ASSIGNED TASK — All lines in the records that carry the string "perimenopausal" are to be shown.

※

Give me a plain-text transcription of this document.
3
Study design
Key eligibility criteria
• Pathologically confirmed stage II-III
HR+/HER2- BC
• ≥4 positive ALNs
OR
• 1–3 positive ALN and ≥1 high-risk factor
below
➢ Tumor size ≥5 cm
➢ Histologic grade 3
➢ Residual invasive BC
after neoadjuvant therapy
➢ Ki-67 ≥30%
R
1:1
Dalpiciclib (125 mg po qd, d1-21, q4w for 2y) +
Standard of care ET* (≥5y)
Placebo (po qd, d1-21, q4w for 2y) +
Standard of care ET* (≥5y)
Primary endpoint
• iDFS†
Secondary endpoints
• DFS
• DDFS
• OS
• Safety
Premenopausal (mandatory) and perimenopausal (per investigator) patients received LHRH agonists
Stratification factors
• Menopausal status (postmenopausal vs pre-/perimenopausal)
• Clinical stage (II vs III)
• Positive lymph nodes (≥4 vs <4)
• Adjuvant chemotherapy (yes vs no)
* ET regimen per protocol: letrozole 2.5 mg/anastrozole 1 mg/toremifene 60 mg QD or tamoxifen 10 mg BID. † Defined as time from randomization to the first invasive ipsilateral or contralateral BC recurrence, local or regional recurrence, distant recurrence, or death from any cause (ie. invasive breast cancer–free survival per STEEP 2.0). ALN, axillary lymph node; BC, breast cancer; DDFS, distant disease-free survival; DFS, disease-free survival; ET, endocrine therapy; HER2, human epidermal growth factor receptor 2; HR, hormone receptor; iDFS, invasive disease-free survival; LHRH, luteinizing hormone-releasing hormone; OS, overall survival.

※

SOLUTION TO THIS EXERCISE —
Premenopausal (mandatory) and perimenopausal (per investigator) patients received LHRH agonists
• Menopausal status (postmenopausal vs pre-/perimenopausal)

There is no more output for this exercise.